What you should do: In the stretch from the start of the lines through the line that contains "candle-body [485, 99, 493, 103]", swap "x-tick-label" for "date-label" and leave everything else as it is. Give back only that stretch.

Entries taken from a collection:
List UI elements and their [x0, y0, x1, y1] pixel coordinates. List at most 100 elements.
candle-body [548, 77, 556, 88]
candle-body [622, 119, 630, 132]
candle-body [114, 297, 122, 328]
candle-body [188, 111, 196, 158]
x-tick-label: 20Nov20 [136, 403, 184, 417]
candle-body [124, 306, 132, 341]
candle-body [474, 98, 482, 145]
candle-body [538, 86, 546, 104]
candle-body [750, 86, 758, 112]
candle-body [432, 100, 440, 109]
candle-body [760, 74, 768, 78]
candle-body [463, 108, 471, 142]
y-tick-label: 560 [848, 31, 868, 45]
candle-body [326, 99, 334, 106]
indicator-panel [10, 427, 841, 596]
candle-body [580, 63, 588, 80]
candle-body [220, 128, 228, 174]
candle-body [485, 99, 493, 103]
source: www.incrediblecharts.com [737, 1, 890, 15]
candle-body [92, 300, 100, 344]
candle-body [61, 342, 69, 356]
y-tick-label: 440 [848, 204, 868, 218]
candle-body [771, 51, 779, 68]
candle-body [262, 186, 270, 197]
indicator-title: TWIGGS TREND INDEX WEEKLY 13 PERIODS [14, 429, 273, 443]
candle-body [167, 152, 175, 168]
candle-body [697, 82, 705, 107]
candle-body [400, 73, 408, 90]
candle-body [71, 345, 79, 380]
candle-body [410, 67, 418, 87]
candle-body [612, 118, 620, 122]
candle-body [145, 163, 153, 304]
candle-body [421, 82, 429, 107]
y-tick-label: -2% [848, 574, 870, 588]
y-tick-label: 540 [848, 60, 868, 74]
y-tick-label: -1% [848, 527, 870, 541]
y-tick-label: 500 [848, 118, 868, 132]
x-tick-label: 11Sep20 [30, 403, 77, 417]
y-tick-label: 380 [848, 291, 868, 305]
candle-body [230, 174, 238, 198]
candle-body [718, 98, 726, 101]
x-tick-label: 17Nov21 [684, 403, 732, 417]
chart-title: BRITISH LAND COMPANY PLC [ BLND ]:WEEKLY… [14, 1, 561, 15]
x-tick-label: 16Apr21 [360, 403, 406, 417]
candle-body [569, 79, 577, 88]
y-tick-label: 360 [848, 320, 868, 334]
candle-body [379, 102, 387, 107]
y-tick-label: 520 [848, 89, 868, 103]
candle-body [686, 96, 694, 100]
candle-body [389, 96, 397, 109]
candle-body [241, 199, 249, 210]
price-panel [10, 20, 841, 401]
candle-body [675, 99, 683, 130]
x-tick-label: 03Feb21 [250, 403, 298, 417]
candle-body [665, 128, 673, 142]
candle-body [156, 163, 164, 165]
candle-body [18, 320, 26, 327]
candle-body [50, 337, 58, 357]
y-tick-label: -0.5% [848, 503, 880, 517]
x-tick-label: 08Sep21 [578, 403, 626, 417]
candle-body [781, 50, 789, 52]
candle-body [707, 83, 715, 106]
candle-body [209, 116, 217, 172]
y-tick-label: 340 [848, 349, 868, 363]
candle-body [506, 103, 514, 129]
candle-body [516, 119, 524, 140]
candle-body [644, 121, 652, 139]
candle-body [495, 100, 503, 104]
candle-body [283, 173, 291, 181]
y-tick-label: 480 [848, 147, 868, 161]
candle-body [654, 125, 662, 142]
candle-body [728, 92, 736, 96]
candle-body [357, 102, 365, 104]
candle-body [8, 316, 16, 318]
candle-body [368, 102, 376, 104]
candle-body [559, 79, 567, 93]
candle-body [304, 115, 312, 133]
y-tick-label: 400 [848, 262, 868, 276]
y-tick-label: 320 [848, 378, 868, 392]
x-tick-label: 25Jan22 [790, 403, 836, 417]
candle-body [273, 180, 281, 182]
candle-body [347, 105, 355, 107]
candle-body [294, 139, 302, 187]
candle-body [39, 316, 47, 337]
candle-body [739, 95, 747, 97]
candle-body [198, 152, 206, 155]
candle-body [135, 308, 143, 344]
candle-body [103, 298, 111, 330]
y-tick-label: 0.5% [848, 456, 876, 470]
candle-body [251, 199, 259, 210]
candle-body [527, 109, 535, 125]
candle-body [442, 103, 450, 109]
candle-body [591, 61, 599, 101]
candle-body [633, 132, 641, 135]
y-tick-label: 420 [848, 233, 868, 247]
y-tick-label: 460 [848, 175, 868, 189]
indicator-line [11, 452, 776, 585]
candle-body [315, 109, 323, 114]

Complete answer:
List UI elements and their [x0, y0, x1, y1] pixel coordinates. List at most 100 elements.
candle-body [548, 77, 556, 88]
candle-body [622, 119, 630, 132]
candle-body [114, 297, 122, 328]
candle-body [188, 111, 196, 158]
date-label: 20Nov20 [136, 403, 184, 417]
candle-body [124, 306, 132, 341]
candle-body [474, 98, 482, 145]
candle-body [538, 86, 546, 104]
candle-body [750, 86, 758, 112]
candle-body [432, 100, 440, 109]
candle-body [760, 74, 768, 78]
candle-body [463, 108, 471, 142]
y-tick-label: 560 [848, 31, 868, 45]
candle-body [326, 99, 334, 106]
indicator-panel [10, 427, 841, 596]
candle-body [580, 63, 588, 80]
candle-body [220, 128, 228, 174]
candle-body [485, 99, 493, 103]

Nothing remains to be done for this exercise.